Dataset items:
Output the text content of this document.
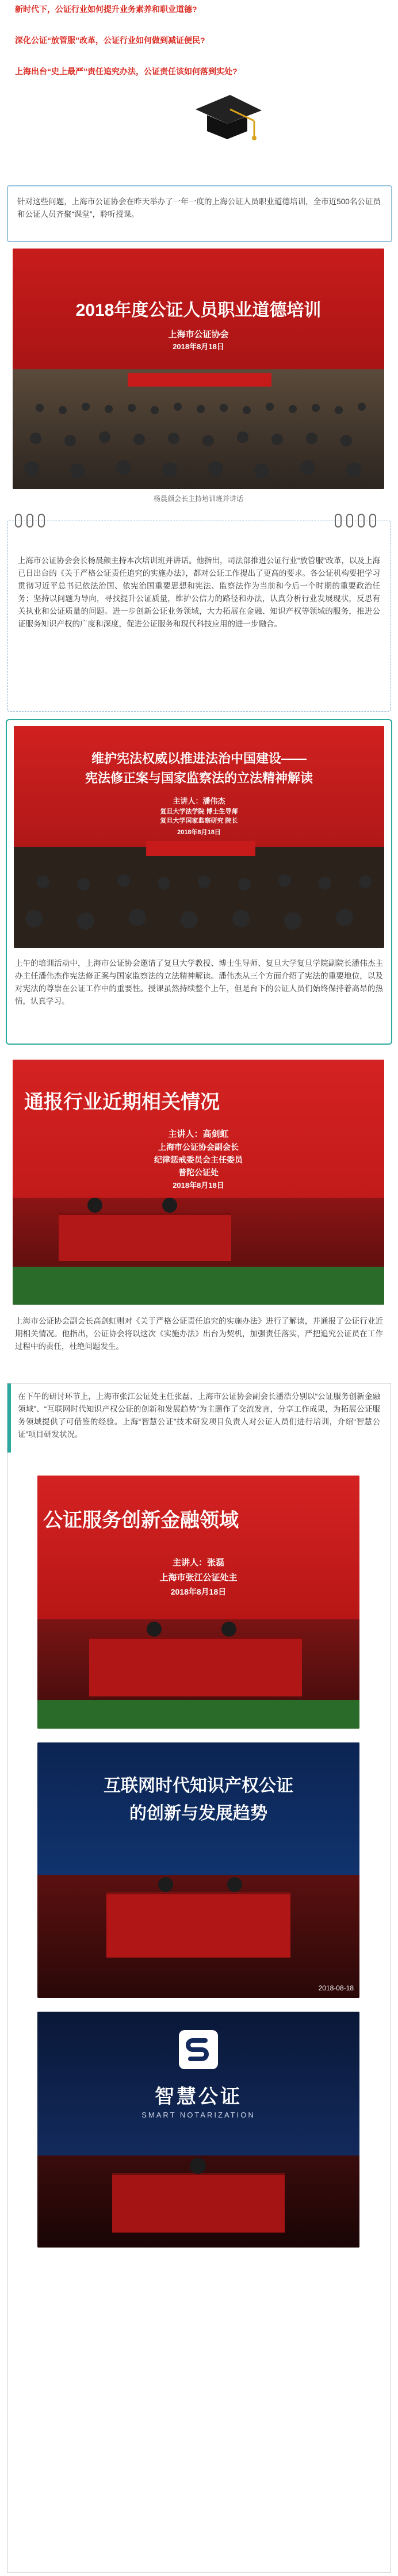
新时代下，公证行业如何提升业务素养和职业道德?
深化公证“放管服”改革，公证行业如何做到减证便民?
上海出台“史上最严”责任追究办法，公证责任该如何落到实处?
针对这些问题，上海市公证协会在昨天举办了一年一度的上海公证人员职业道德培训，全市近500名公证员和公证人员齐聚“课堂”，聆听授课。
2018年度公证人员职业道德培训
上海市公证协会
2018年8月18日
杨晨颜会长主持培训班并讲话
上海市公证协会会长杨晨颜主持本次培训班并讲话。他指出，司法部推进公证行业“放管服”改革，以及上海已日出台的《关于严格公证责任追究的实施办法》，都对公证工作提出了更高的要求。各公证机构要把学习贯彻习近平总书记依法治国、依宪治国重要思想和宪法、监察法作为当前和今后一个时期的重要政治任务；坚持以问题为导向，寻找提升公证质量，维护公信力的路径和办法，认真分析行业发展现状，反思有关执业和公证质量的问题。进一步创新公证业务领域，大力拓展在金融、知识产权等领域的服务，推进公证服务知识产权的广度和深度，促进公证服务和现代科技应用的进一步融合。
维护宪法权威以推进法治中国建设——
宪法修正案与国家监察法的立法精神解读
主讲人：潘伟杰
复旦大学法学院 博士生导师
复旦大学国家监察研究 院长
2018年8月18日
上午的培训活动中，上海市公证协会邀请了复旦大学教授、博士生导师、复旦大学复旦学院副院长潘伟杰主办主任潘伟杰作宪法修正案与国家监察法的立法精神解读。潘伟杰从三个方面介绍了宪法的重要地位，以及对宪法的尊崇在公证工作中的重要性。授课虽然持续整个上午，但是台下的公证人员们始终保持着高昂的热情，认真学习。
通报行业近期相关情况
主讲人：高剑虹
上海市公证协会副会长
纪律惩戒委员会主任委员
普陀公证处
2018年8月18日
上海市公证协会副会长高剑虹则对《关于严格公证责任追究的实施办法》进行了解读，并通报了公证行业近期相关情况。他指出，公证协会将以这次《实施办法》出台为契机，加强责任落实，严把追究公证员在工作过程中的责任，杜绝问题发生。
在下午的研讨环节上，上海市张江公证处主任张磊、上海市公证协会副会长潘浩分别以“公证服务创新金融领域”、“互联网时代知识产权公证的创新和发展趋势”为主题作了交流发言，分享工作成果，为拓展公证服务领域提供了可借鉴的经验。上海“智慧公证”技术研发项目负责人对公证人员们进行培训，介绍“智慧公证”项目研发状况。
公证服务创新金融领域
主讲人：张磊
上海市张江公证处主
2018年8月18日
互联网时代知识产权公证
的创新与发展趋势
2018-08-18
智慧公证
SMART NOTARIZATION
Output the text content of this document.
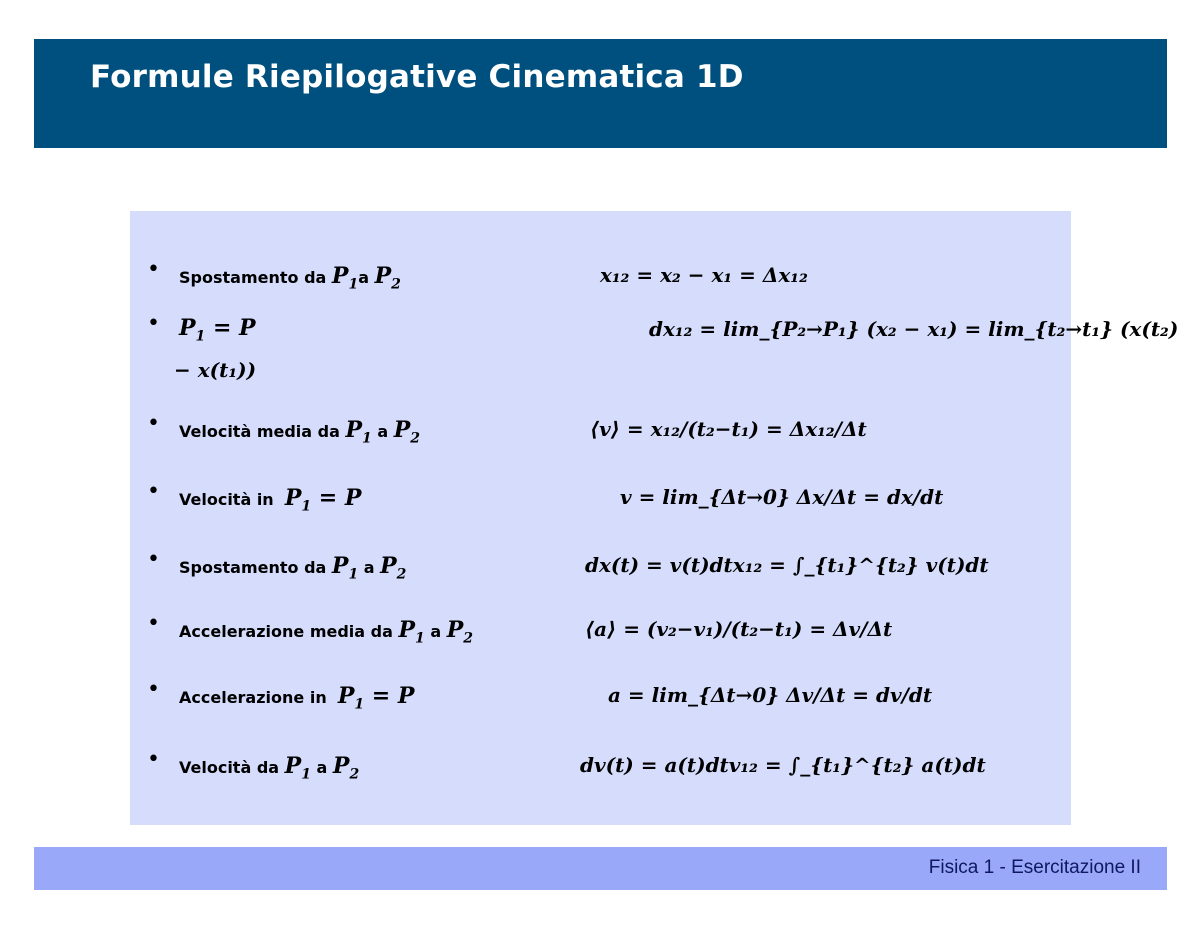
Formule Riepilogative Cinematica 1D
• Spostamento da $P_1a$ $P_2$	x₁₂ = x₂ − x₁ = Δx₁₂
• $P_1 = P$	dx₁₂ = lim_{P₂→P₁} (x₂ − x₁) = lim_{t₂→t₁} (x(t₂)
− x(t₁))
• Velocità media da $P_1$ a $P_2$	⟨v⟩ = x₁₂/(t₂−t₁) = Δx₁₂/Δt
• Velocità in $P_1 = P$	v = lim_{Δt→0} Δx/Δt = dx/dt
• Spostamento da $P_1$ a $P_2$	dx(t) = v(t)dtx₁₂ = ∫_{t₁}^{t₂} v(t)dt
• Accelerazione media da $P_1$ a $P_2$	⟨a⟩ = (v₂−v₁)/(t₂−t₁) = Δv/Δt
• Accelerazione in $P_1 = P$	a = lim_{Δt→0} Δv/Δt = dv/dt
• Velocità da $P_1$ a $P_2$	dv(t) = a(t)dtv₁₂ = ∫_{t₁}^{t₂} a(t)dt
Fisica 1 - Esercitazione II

Exercise prompt: Filter the listing for the word "公证服务创新金融领域" and copy every line that holds it.

Problem solution:
在下午的研讨环节上，上海市张江公证处主任张磊、上海市公证协会副会长潘浩分别以“公证服务创新金融领域”、“互联网时代知识产权公证的创新和发展趋势”为主题作了交流发言，分享工作成果，为拓展公证服务领域提供了可借鉴的经验。上海“智慧公证”技术研发项目负责人对公证人员们进行培训，介绍“智慧公证”项目研发状况。
公证服务创新金融领域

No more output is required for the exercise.